Extract every record, keeping each one exactly as it is.

Records from a collection of figures ▸

---+---

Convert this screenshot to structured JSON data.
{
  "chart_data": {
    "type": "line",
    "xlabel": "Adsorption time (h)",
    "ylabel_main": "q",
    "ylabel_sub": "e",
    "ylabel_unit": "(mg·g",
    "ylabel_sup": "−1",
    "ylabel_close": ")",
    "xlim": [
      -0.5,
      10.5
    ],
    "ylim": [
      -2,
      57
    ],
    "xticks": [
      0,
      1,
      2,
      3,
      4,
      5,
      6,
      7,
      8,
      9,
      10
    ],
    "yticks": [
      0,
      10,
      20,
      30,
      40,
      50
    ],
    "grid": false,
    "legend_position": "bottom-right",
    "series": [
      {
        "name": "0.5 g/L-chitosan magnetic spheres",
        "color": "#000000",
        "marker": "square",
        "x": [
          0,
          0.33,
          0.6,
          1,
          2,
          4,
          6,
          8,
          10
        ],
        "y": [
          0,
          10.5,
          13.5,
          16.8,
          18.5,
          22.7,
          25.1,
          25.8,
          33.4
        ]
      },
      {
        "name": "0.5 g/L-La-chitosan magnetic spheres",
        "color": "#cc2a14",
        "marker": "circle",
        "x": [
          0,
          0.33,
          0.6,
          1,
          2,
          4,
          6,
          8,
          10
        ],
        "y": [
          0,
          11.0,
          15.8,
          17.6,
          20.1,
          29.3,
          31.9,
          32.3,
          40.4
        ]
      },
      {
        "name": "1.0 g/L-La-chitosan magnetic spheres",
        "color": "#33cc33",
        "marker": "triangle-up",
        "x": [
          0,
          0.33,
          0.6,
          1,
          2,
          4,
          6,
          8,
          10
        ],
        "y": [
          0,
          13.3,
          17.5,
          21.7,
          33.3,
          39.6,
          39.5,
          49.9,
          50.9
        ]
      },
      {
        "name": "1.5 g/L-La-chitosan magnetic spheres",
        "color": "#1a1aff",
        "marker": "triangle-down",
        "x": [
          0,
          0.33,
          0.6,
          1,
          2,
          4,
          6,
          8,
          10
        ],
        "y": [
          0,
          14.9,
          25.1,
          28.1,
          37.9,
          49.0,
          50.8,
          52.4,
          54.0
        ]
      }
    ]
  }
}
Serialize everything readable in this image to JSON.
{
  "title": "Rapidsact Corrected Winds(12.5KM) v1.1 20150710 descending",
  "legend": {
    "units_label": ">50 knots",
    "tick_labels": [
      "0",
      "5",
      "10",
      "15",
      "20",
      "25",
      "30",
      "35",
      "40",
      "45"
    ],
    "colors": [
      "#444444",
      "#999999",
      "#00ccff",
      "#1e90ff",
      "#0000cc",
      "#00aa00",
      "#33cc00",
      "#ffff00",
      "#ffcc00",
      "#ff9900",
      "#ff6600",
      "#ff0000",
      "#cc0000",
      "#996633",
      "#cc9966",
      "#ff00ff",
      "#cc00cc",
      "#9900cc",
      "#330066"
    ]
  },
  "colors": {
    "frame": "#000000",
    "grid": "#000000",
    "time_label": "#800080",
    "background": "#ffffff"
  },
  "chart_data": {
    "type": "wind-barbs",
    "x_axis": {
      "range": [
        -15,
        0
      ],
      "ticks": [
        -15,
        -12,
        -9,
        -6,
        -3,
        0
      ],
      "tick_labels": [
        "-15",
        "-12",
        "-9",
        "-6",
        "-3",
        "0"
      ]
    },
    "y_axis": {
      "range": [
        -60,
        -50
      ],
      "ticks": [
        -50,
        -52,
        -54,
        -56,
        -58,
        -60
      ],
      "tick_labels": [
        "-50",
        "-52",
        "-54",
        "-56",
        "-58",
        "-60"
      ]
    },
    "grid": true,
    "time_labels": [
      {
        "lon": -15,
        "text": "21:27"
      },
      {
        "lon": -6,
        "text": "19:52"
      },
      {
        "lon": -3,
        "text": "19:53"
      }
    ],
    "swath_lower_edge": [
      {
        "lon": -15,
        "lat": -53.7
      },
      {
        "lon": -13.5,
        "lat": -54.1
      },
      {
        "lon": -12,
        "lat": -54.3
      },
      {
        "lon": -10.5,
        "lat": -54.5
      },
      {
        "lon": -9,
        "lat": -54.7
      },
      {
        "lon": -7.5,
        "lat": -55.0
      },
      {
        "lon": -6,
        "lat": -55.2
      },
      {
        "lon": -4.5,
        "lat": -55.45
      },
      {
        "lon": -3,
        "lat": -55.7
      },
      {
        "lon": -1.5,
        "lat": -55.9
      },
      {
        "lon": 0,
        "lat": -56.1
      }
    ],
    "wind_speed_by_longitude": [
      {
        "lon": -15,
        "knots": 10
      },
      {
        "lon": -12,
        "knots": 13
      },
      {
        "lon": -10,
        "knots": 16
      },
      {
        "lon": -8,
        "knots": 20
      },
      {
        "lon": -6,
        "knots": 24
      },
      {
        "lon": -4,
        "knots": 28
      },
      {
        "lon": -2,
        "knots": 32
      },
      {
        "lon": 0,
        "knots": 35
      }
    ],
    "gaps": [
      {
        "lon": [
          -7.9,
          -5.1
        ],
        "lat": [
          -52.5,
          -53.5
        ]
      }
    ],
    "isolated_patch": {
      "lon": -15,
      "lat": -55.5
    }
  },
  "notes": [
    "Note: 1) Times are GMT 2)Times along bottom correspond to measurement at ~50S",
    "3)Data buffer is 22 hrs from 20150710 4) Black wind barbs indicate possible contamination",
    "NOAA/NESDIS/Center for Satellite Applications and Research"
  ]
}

---+---

THE SOLUTION ▸
Convert this screenshot to structured JSON data.
{
  "chart_data": {
    "type": "line",
    "xlabel": "Adsorption time (h)",
    "ylabel_main": "q",
    "ylabel_sub": "e",
    "ylabel_unit": "(mg·g",
    "ylabel_sup": "−1",
    "ylabel_close": ")",
    "xlim": [
      -0.5,
      10.5
    ],
    "ylim": [
      -2,
      57
    ],
    "xticks": [
      0,
      1,
      2,
      3,
      4,
      5,
      6,
      7,
      8,
      9,
      10
    ],
    "yticks": [
      0,
      10,
      20,
      30,
      40,
      50
    ],
    "grid": false,
    "legend_position": "bottom-right",
    "series": [
      {
        "name": "0.5 g/L-chitosan magnetic spheres",
        "color": "#000000",
        "marker": "square",
        "x": [
          0,
          0.33,
          0.6,
          1,
          2,
          4,
          6,
          8,
          10
        ],
        "y": [
          0,
          10.5,
          13.5,
          16.8,
          18.5,
          22.7,
          25.1,
          25.8,
          33.4
        ]
      },
      {
        "name": "0.5 g/L-La-chitosan magnetic spheres",
        "color": "#cc2a14",
        "marker": "circle",
        "x": [
          0,
          0.33,
          0.6,
          1,
          2,
          4,
          6,
          8,
          10
        ],
        "y": [
          0,
          11.0,
          15.8,
          17.6,
          20.1,
          29.3,
          31.9,
          32.3,
          40.4
        ]
      },
      {
        "name": "1.0 g/L-La-chitosan magnetic spheres",
        "color": "#33cc33",
        "marker": "triangle-up",
        "x": [
          0,
          0.33,
          0.6,
          1,
          2,
          4,
          6,
          8,
          10
        ],
        "y": [
          0,
          13.3,
          17.5,
          21.7,
          33.3,
          39.6,
          39.5,
          49.9,
          50.9
        ]
      },
      {
        "name": "1.5 g/L-La-chitosan magnetic spheres",
        "color": "#1a1aff",
        "marker": "triangle-down",
        "x": [
          0,
          0.33,
          0.6,
          1,
          2,
          4,
          6,
          8,
          10
        ],
        "y": [
          0,
          14.9,
          25.1,
          28.1,
          37.9,
          49.0,
          50.8,
          52.4,
          54.0
        ]
      }
    ]
  }
}
Serialize everything readable in this image to JSON.
{
  "title": "Rapidsact Corrected Winds(12.5KM) v1.1 20150710 descending",
  "legend": {
    "units_label": ">50 knots",
    "tick_labels": [
      "0",
      "5",
      "10",
      "15",
      "20",
      "25",
      "30",
      "35",
      "40",
      "45"
    ],
    "colors": [
      "#444444",
      "#999999",
      "#00ccff",
      "#1e90ff",
      "#0000cc",
      "#00aa00",
      "#33cc00",
      "#ffff00",
      "#ffcc00",
      "#ff9900",
      "#ff6600",
      "#ff0000",
      "#cc0000",
      "#996633",
      "#cc9966",
      "#ff00ff",
      "#cc00cc",
      "#9900cc",
      "#330066"
    ]
  },
  "colors": {
    "frame": "#000000",
    "grid": "#000000",
    "time_label": "#800080",
    "background": "#ffffff"
  },
  "chart_data": {
    "type": "wind-barbs",
    "x_axis": {
      "range": [
        -15,
        0
      ],
      "ticks": [
        -15,
        -12,
        -9,
        -6,
        -3,
        0
      ],
      "tick_labels": [
        "-15",
        "-12",
        "-9",
        "-6",
        "-3",
        "0"
      ]
    },
    "y_axis": {
      "range": [
        -60,
        -50
      ],
      "ticks": [
        -50,
        -52,
        -54,
        -56,
        -58,
        -60
      ],
      "tick_labels": [
        "-50",
        "-52",
        "-54",
        "-56",
        "-58",
        "-60"
      ]
    },
    "grid": true,
    "time_labels": [
      {
        "lon": -15,
        "text": "21:27"
      },
      {
        "lon": -6,
        "text": "19:52"
      },
      {
        "lon": -3,
        "text": "19:53"
      }
    ],
    "swath_lower_edge": [
      {
        "lon": -15,
        "lat": -53.7
      },
      {
        "lon": -13.5,
        "lat": -54.1
      },
      {
        "lon": -12,
        "lat": -54.3
      },
      {
        "lon": -10.5,
        "lat": -54.5
      },
      {
        "lon": -9,
        "lat": -54.7
      },
      {
        "lon": -7.5,
        "lat": -55.0
      },
      {
        "lon": -6,
        "lat": -55.2
      },
      {
        "lon": -4.5,
        "lat": -55.45
      },
      {
        "lon": -3,
        "lat": -55.7
      },
      {
        "lon": -1.5,
        "lat": -55.9
      },
      {
        "lon": 0,
        "lat": -56.1
      }
    ],
    "wind_speed_by_longitude": [
      {
        "lon": -15,
        "knots": 10
      },
      {
        "lon": -12,
        "knots": 13
      },
      {
        "lon": -10,
        "knots": 16
      },
      {
        "lon": -8,
        "knots": 20
      },
      {
        "lon": -6,
        "knots": 24
      },
      {
        "lon": -4,
        "knots": 28
      },
      {
        "lon": -2,
        "knots": 32
      },
      {
        "lon": 0,
        "knots": 35
      }
    ],
    "gaps": [
      {
        "lon": [
          -7.9,
          -5.1
        ],
        "lat": [
          -52.5,
          -53.5
        ]
      }
    ],
    "isolated_patch": {
      "lon": -15,
      "lat": -55.5
    }
  },
  "notes": [
    "Note: 1) Times are GMT 2)Times along bottom correspond to measurement at ~50S",
    "3)Data buffer is 22 hrs from 20150710 4) Black wind barbs indicate possible contamination",
    "NOAA/NESDIS/Center for Satellite Applications and Research"
  ]
}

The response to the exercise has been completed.